## [WHAT TO PRODUCE]
Answer with one number: the count of lines in the listing below that hold the word "exponent".

## [DATASET RECORDS]
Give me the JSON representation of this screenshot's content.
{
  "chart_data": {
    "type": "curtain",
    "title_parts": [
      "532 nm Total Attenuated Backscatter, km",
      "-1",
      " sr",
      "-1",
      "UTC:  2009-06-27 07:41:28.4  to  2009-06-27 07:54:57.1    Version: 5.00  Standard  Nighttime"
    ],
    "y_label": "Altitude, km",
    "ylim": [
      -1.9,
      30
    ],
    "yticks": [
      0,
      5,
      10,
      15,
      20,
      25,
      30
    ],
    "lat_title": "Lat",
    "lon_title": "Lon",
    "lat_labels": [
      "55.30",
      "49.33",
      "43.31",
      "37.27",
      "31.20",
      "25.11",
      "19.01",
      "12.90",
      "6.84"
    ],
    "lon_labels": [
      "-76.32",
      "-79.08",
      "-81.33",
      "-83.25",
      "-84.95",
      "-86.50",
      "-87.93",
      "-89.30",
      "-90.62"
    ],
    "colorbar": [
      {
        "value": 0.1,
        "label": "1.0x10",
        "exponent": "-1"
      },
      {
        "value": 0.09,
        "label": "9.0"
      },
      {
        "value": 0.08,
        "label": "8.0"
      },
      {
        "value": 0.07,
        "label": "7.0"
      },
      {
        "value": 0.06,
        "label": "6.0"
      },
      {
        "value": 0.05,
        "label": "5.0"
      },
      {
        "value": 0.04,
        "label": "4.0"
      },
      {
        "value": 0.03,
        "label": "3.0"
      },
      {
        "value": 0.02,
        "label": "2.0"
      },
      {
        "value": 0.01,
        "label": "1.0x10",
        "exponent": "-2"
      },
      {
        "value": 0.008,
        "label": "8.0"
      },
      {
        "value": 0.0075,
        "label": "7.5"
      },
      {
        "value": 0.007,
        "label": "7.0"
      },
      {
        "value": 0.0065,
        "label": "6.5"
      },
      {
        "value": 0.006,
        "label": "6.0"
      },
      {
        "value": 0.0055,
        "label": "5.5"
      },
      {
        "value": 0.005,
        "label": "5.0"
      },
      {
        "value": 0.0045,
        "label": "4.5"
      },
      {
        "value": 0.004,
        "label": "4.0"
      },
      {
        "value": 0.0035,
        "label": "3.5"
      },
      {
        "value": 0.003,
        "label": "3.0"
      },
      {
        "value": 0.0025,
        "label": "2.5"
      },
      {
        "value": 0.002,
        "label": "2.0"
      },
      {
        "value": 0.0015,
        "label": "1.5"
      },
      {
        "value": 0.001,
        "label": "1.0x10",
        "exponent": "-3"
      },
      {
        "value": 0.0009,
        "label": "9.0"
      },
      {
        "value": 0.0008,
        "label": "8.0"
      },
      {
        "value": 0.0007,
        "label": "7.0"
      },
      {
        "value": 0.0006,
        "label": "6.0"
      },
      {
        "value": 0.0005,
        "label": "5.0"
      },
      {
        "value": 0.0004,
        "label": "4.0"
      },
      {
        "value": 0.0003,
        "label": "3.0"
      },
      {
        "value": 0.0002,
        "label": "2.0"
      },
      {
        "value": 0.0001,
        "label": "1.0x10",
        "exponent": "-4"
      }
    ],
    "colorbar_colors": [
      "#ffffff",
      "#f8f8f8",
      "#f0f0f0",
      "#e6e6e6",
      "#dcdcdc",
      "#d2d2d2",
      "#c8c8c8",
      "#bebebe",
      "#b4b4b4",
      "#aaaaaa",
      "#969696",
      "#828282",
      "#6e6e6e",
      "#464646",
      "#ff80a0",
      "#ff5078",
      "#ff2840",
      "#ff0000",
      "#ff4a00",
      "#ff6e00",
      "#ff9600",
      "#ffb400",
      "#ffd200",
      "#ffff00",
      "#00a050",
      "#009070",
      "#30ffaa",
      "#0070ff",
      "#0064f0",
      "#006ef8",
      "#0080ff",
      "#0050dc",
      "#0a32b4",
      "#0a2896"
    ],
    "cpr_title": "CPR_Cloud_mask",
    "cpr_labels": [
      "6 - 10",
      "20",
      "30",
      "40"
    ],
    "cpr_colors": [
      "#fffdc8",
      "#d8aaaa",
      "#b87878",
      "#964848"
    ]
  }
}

## [WORKED ANSWER]
4